Begin Data entries
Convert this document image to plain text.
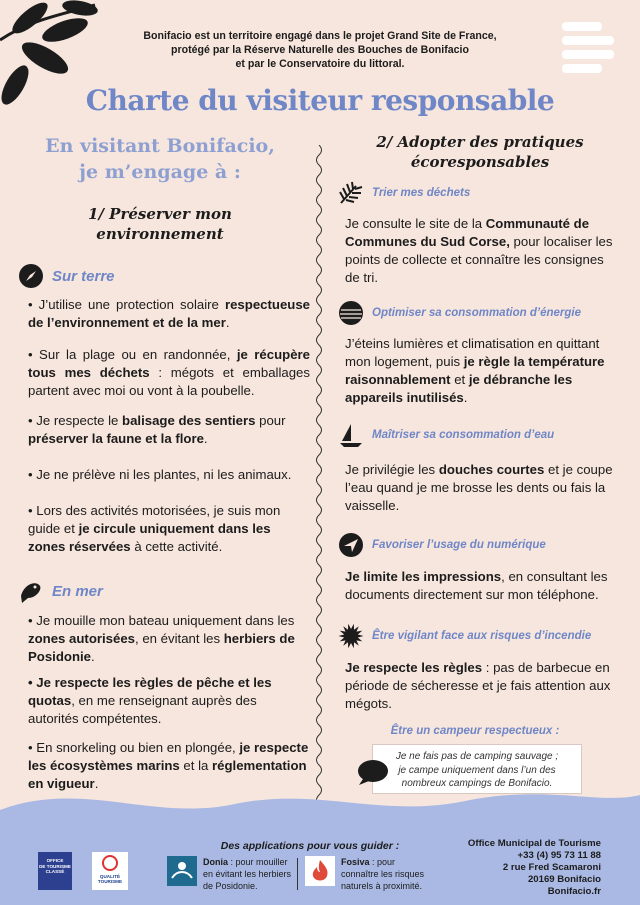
Bonifacio est un territoire engagé dans le projet Grand Site de France,
protégé par la Réserve Naturelle des Bouches de Bonifacio
et par le Conservatoire du littoral.
Charte du visiteur responsable
En visitant Bonifacio,
je m’engage à :
1/ Préserver mon
environnement
Sur terre
• J’utilise une protection solaire respectueuse de l’environnement et de la mer.
• Sur la plage ou en randonnée, je récupère tous mes déchets : mégots et emballages partent avec moi ou vont à la poubelle.
• Je respecte le balisage des sentiers pour préserver la faune et la flore.
• Je ne prélève ni les plantes, ni les animaux.
• Lors des activités motorisées, je suis mon guide et je circule uniquement dans les zones réservées à cette activité.
En mer
• Je mouille mon bateau uniquement dans les zones autorisées, en évitant les herbiers de Posidonie.
• Je respecte les règles de pêche et les quotas, en me renseignant auprès des autorités compétentes.
• En snorkeling ou bien en plongée, je respecte les écosystèmes marins et la réglementation en vigueur.
2/ Adopter des pratiques
écoresponsables
Trier mes déchets
Je consulte le site de la Communauté de Communes du Sud Corse, pour localiser les points de collecte et connaître les consignes de tri.
Optimiser sa consommation d’énergie
J’éteins lumières et climatisation en quittant mon logement, puis je règle la température raisonnablement et je débranche les appareils inutilisés.
Maîtriser sa consommation d’eau
Je privilégie les douches courtes et je coupe l’eau quand je me brosse les dents ou fais la vaisselle.
Favoriser l’usage du numérique
Je limite les impressions, en consultant les documents directement sur mon téléphone.
Être vigilant face aux risques d’incendie
Je respecte les règles : pas de barbecue en période de sécheresse et je fais attention aux mégots.
Être un campeur respectueux :
Je ne fais pas de camping sauvage ;
je campe uniquement dans l’un des
nombreux campings de Bonifacio.
OFFICE
DE TOURISME
CLASSÉ
QUALITÉ
TOURISME
Des applications pour vous guider :
Donia : pour mouiller en évitant les herbiers de Posidonie.
Fosiva : pour connaître les risques naturels à proximité.
Office Municipal de Tourisme
+33 (4) 95 73 11 88
2 rue Fred Scamaroni
20169 Bonifacio
Bonifacio.fr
End Data entries
Exclude the pictures and repeat every other part of the records word for word.

Convert this document image to plain text.
Bonifacio est un territoire engagé dans le projet Grand Site de France,
protégé par la Réserve Naturelle des Bouches de Bonifacio
et par le Conservatoire du littoral.
Charte du visiteur responsable
En visitant Bonifacio,
je m’engage à :
1/ Préserver mon
environnement
Sur terre
• J’utilise une protection solaire respectueuse de l’environnement et de la mer.
• Sur la plage ou en randonnée, je récupère tous mes déchets : mégots et emballages partent avec moi ou vont à la poubelle.
• Je respecte le balisage des sentiers pour préserver la faune et la flore.
• Je ne prélève ni les plantes, ni les animaux.
• Lors des activités motorisées, je suis mon guide et je circule uniquement dans les zones réservées à cette activité.
En mer
• Je mouille mon bateau uniquement dans les zones autorisées, en évitant les herbiers de Posidonie.
• Je respecte les règles de pêche et les quotas, en me renseignant auprès des autorités compétentes.
• En snorkeling ou bien en plongée, je respecte les écosystèmes marins et la réglementation en vigueur.
2/ Adopter des pratiques
écoresponsables
Trier mes déchets
Je consulte le site de la Communauté de Communes du Sud Corse, pour localiser les points de collecte et connaître les consignes de tri.
Optimiser sa consommation d’énergie
J’éteins lumières et climatisation en quittant mon logement, puis je règle la température raisonnablement et je débranche les appareils inutilisés.
Maîtriser sa consommation d’eau
Je privilégie les douches courtes et je coupe l’eau quand je me brosse les dents ou fais la vaisselle.
Favoriser l’usage du numérique
Je limite les impressions, en consultant les documents directement sur mon téléphone.
Être vigilant face aux risques d’incendie
Je respecte les règles : pas de barbecue en période de sécheresse et je fais attention aux mégots.
Être un campeur respectueux :
Je ne fais pas de camping sauvage ;
je campe uniquement dans l’un des
nombreux campings de Bonifacio.
OFFICE
DE TOURISME
CLASSÉ
QUALITÉ
TOURISME
Des applications pour vous guider :
Donia : pour mouiller en évitant les herbiers de Posidonie.
Fosiva : pour connaître les risques naturels à proximité.
Office Municipal de Tourisme
+33 (4) 95 73 11 88
2 rue Fred Scamaroni
20169 Bonifacio
Bonifacio.fr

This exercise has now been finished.